YOUR TASK - Copy the data that follows, character for character, minus the pictures.

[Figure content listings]
---+---

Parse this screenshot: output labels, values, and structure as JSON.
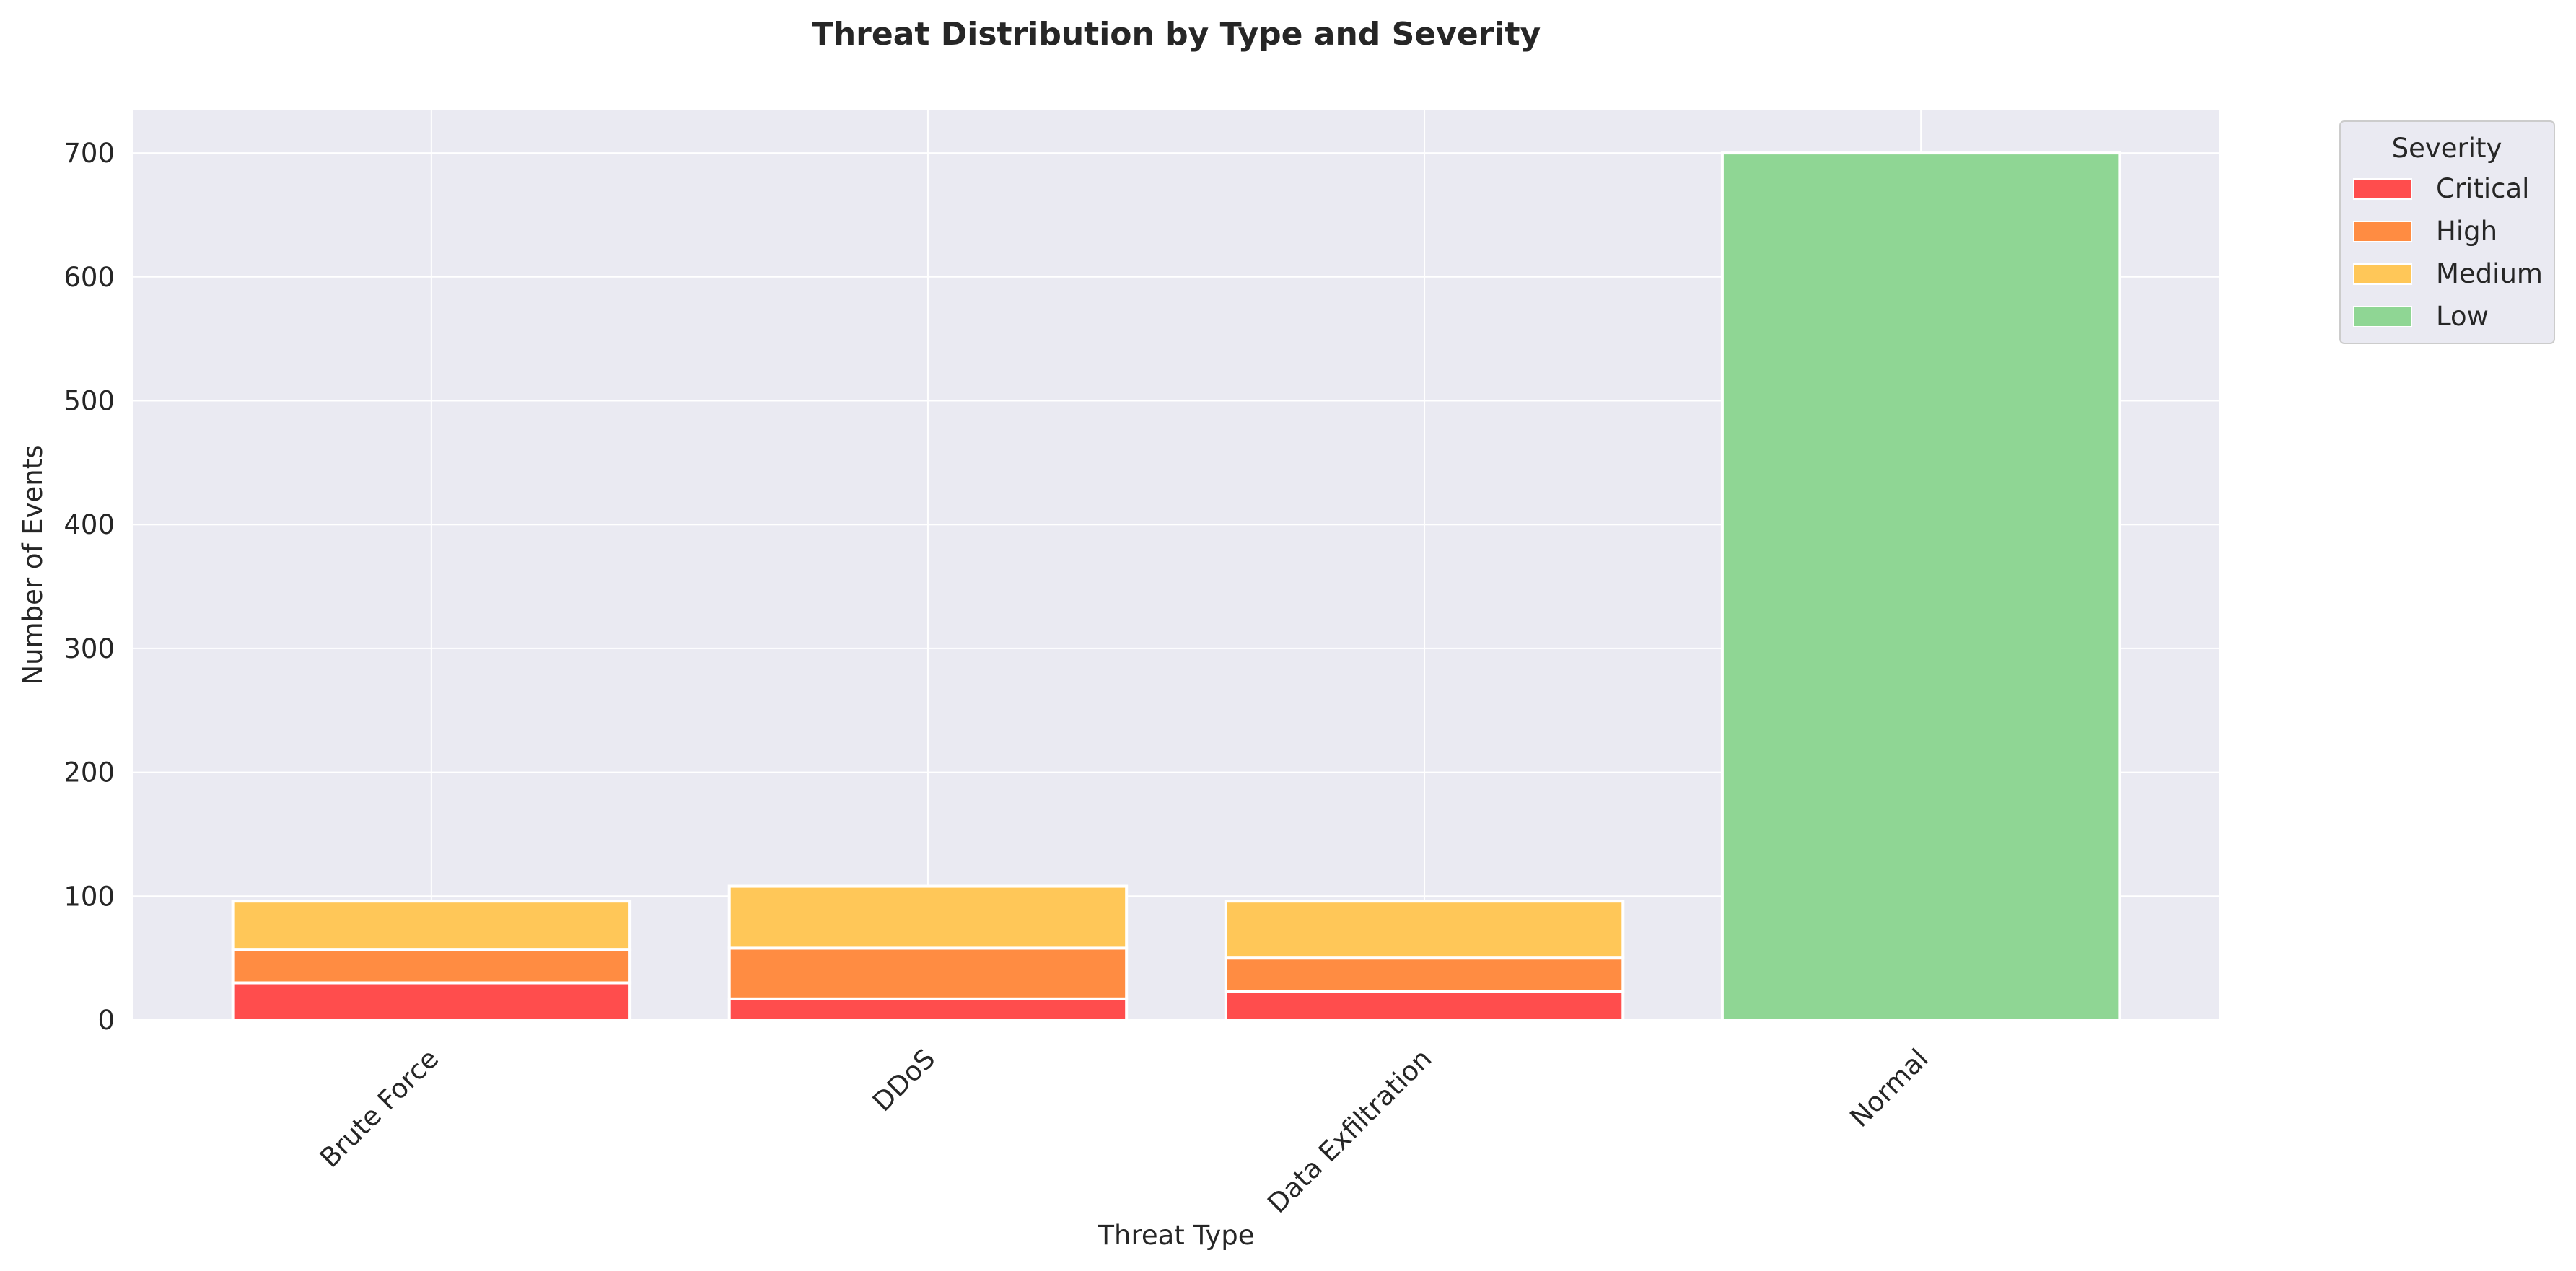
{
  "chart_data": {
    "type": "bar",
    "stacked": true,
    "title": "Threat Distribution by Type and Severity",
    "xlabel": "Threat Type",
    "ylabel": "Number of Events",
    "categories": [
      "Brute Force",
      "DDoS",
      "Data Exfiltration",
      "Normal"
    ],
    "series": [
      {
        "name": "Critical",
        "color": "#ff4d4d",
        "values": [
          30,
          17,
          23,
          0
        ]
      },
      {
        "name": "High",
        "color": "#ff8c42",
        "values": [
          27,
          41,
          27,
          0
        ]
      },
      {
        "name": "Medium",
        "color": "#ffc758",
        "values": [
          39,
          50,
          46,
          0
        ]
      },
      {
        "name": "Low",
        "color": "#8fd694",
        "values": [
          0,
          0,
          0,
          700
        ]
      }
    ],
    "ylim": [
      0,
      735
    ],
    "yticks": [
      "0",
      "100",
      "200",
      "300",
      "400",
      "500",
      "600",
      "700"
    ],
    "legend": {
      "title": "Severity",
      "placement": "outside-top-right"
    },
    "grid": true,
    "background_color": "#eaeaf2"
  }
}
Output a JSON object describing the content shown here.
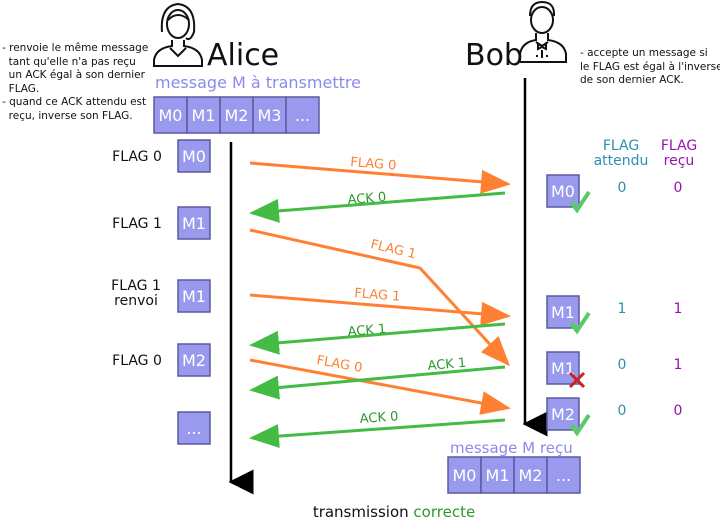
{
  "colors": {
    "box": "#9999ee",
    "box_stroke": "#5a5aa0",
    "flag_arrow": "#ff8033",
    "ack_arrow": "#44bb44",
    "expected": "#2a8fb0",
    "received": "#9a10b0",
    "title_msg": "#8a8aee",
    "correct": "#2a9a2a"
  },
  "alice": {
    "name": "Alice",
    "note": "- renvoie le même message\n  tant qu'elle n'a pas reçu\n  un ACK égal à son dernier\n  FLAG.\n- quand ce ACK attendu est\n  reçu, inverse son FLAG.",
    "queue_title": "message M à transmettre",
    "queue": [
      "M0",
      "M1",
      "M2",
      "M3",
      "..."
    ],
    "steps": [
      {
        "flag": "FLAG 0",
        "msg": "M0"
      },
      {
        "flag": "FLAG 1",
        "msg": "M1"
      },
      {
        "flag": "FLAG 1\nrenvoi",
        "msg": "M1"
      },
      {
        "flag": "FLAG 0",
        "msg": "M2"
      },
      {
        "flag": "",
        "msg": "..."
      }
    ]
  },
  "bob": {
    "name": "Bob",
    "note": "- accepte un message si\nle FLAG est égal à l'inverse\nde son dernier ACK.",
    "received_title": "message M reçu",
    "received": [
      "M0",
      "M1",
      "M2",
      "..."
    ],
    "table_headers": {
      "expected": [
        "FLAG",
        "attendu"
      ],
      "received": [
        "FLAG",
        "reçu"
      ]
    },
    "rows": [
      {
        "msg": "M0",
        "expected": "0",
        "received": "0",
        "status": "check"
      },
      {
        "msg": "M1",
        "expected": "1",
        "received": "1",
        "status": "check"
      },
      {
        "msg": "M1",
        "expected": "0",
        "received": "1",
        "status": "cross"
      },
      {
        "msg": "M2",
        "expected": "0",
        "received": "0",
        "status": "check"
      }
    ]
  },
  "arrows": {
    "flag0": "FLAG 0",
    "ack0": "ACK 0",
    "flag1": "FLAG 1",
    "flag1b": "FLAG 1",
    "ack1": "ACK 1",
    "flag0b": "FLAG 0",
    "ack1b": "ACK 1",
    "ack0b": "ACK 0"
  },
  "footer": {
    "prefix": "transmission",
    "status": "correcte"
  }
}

---+---

COMPLETE ANSWER -
Parse this screenshot: output labels, values, and structure as JSON.
{
  "chart_data": {
    "type": "bar",
    "stacked": true,
    "title": "Threat Distribution by Type and Severity",
    "xlabel": "Threat Type",
    "ylabel": "Number of Events",
    "categories": [
      "Brute Force",
      "DDoS",
      "Data Exfiltration",
      "Normal"
    ],
    "series": [
      {
        "name": "Critical",
        "color": "#ff4d4d",
        "values": [
          30,
          17,
          23,
          0
        ]
      },
      {
        "name": "High",
        "color": "#ff8c42",
        "values": [
          27,
          41,
          27,
          0
        ]
      },
      {
        "name": "Medium",
        "color": "#ffc758",
        "values": [
          39,
          50,
          46,
          0
        ]
      },
      {
        "name": "Low",
        "color": "#8fd694",
        "values": [
          0,
          0,
          0,
          700
        ]
      }
    ],
    "ylim": [
      0,
      735
    ],
    "yticks": [
      "0",
      "100",
      "200",
      "300",
      "400",
      "500",
      "600",
      "700"
    ],
    "legend": {
      "title": "Severity",
      "placement": "outside-top-right"
    },
    "grid": true,
    "background_color": "#eaeaf2"
  }
}
Output a JSON object describing the content shown here.
{
  "colors": {
    "box": "#9999ee",
    "box_stroke": "#5a5aa0",
    "flag_arrow": "#ff8033",
    "ack_arrow": "#44bb44",
    "expected": "#2a8fb0",
    "received": "#9a10b0",
    "title_msg": "#8a8aee",
    "correct": "#2a9a2a"
  },
  "alice": {
    "name": "Alice",
    "note": "- renvoie le même message\n  tant qu'elle n'a pas reçu\n  un ACK égal à son dernier\n  FLAG.\n- quand ce ACK attendu est\n  reçu, inverse son FLAG.",
    "queue_title": "message M à transmettre",
    "queue": [
      "M0",
      "M1",
      "M2",
      "M3",
      "..."
    ],
    "steps": [
      {
        "flag": "FLAG 0",
        "msg": "M0"
      },
      {
        "flag": "FLAG 1",
        "msg": "M1"
      },
      {
        "flag": "FLAG 1\nrenvoi",
        "msg": "M1"
      },
      {
        "flag": "FLAG 0",
        "msg": "M2"
      },
      {
        "flag": "",
        "msg": "..."
      }
    ]
  },
  "bob": {
    "name": "Bob",
    "note": "- accepte un message si\nle FLAG est égal à l'inverse\nde son dernier ACK.",
    "received_title": "message M reçu",
    "received": [
      "M0",
      "M1",
      "M2",
      "..."
    ],
    "table_headers": {
      "expected": [
        "FLAG",
        "attendu"
      ],
      "received": [
        "FLAG",
        "reçu"
      ]
    },
    "rows": [
      {
        "msg": "M0",
        "expected": "0",
        "received": "0",
        "status": "check"
      },
      {
        "msg": "M1",
        "expected": "1",
        "received": "1",
        "status": "check"
      },
      {
        "msg": "M1",
        "expected": "0",
        "received": "1",
        "status": "cross"
      },
      {
        "msg": "M2",
        "expected": "0",
        "received": "0",
        "status": "check"
      }
    ]
  },
  "arrows": {
    "flag0": "FLAG 0",
    "ack0": "ACK 0",
    "flag1": "FLAG 1",
    "flag1b": "FLAG 1",
    "ack1": "ACK 1",
    "flag0b": "FLAG 0",
    "ack1b": "ACK 1",
    "ack0b": "ACK 0"
  },
  "footer": {
    "prefix": "transmission",
    "status": "correcte"
  }
}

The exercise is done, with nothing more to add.